Pictures do not belong in your copy. Repeat all the other data exactly.

══ Entries

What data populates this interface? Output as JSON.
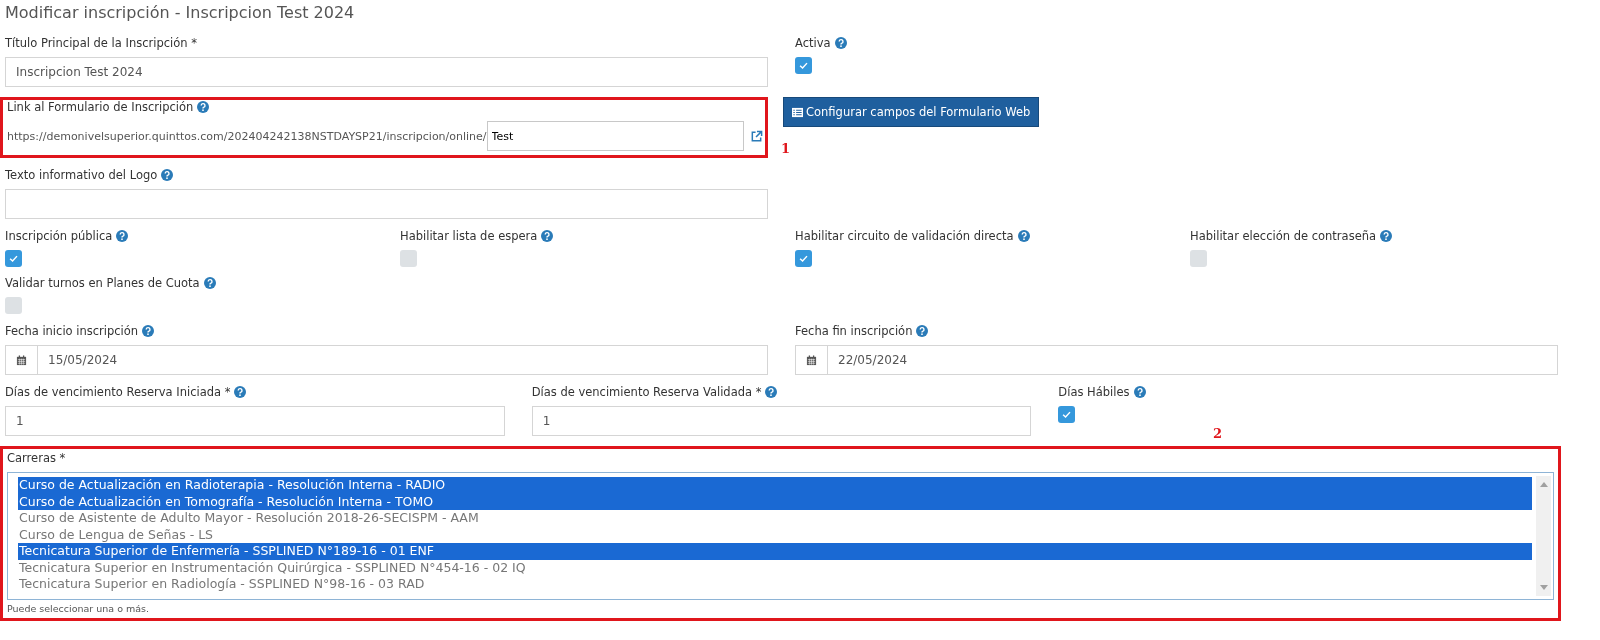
{
  "page_title": "Modificar inscripción - Inscripcion Test 2024",
  "title_field": {
    "label": "Título Principal de la Inscripción *",
    "value": "Inscripcion Test 2024"
  },
  "active": {
    "label": "Activa",
    "help": true,
    "checked": true
  },
  "form_link": {
    "label": "Link al Formulario de Inscripción",
    "help": true,
    "url_prefix": "https://demonivelsuperior.quinttos.com/202404242138NSTDAYSP21/inscripcion/online/",
    "value": "Test",
    "callout": "1"
  },
  "configure_button": "Configurar campos del Formulario Web",
  "logo_text": {
    "label": "Texto informativo del Logo",
    "help": true
  },
  "options": [
    {
      "label": "Inscripción pública",
      "help": true,
      "checked": true
    },
    {
      "label": "Habilitar lista de espera",
      "help": true,
      "checked": false
    },
    {
      "label": "Habilitar circuito de validación directa",
      "help": true,
      "checked": true
    },
    {
      "label": "Habilitar elección de contraseña",
      "help": true,
      "checked": false
    },
    {
      "label": "Validar turnos en Planes de Cuota",
      "help": true,
      "checked": false
    }
  ],
  "dates": [
    {
      "label": "Fecha inicio inscripción",
      "help": true,
      "value": "15/05/2024"
    },
    {
      "label": "Fecha fin inscripción",
      "help": true,
      "value": "22/05/2024"
    }
  ],
  "days_fields": [
    {
      "label": "Días de vencimiento Reserva Iniciada *",
      "help": true,
      "value": "1"
    },
    {
      "label": "Días de vencimiento Reserva Validada *",
      "help": true,
      "value": "1"
    }
  ],
  "business_days": {
    "label": "Días Hábiles",
    "help": true,
    "checked": true
  },
  "careers": {
    "label": "Carreras *",
    "callout": "2",
    "hint": "Puede seleccionar una o más.",
    "items": [
      {
        "label": "Curso de Actualización en Radioterapia - Resolución Interna - RADIO",
        "selected": true
      },
      {
        "label": "Curso de Actualización en Tomografía - Resolución Interna - TOMO",
        "selected": true
      },
      {
        "label": "Curso de Asistente de Adulto Mayor - Resolución 2018-26-SECISPM - AAM",
        "selected": false
      },
      {
        "label": "Curso de Lengua de Señas - LS",
        "selected": false
      },
      {
        "label": "Tecnicatura Superior de Enfermería - SSPLINED N°189-16 - 01 ENF",
        "selected": true
      },
      {
        "label": "Tecnicatura Superior en Instrumentación Quirúrgica - SSPLINED N°454-16 - 02 IQ",
        "selected": false
      },
      {
        "label": "Tecnicatura Superior en Radiología - SSPLINED N°98-16 - 03 RAD",
        "selected": false
      }
    ]
  }
}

════

_Solution for this task_
What data populates this interface? Output as JSON.
{
  "page_title": "Modificar inscripción - Inscripcion Test 2024",
  "title_field": {
    "label": "Título Principal de la Inscripción *",
    "value": "Inscripcion Test 2024"
  },
  "active": {
    "label": "Activa",
    "help": true,
    "checked": true
  },
  "form_link": {
    "label": "Link al Formulario de Inscripción",
    "help": true,
    "url_prefix": "https://demonivelsuperior.quinttos.com/202404242138NSTDAYSP21/inscripcion/online/",
    "value": "Test",
    "callout": "1"
  },
  "configure_button": "Configurar campos del Formulario Web",
  "logo_text": {
    "label": "Texto informativo del Logo",
    "help": true
  },
  "options": [
    {
      "label": "Inscripción pública",
      "help": true,
      "checked": true
    },
    {
      "label": "Habilitar lista de espera",
      "help": true,
      "checked": false
    },
    {
      "label": "Habilitar circuito de validación directa",
      "help": true,
      "checked": true
    },
    {
      "label": "Habilitar elección de contraseña",
      "help": true,
      "checked": false
    },
    {
      "label": "Validar turnos en Planes de Cuota",
      "help": true,
      "checked": false
    }
  ],
  "dates": [
    {
      "label": "Fecha inicio inscripción",
      "help": true,
      "value": "15/05/2024"
    },
    {
      "label": "Fecha fin inscripción",
      "help": true,
      "value": "22/05/2024"
    }
  ],
  "days_fields": [
    {
      "label": "Días de vencimiento Reserva Iniciada *",
      "help": true,
      "value": "1"
    },
    {
      "label": "Días de vencimiento Reserva Validada *",
      "help": true,
      "value": "1"
    }
  ],
  "business_days": {
    "label": "Días Hábiles",
    "help": true,
    "checked": true
  },
  "careers": {
    "label": "Carreras *",
    "callout": "2",
    "hint": "Puede seleccionar una o más.",
    "items": [
      {
        "label": "Curso de Actualización en Radioterapia - Resolución Interna - RADIO",
        "selected": true
      },
      {
        "label": "Curso de Actualización en Tomografía - Resolución Interna - TOMO",
        "selected": true
      },
      {
        "label": "Curso de Asistente de Adulto Mayor - Resolución 2018-26-SECISPM - AAM",
        "selected": false
      },
      {
        "label": "Curso de Lengua de Señas - LS",
        "selected": false
      },
      {
        "label": "Tecnicatura Superior de Enfermería - SSPLINED N°189-16 - 01 ENF",
        "selected": true
      },
      {
        "label": "Tecnicatura Superior en Instrumentación Quirúrgica - SSPLINED N°454-16 - 02 IQ",
        "selected": false
      },
      {
        "label": "Tecnicatura Superior en Radiología - SSPLINED N°98-16 - 03 RAD",
        "selected": false
      }
    ]
  }
}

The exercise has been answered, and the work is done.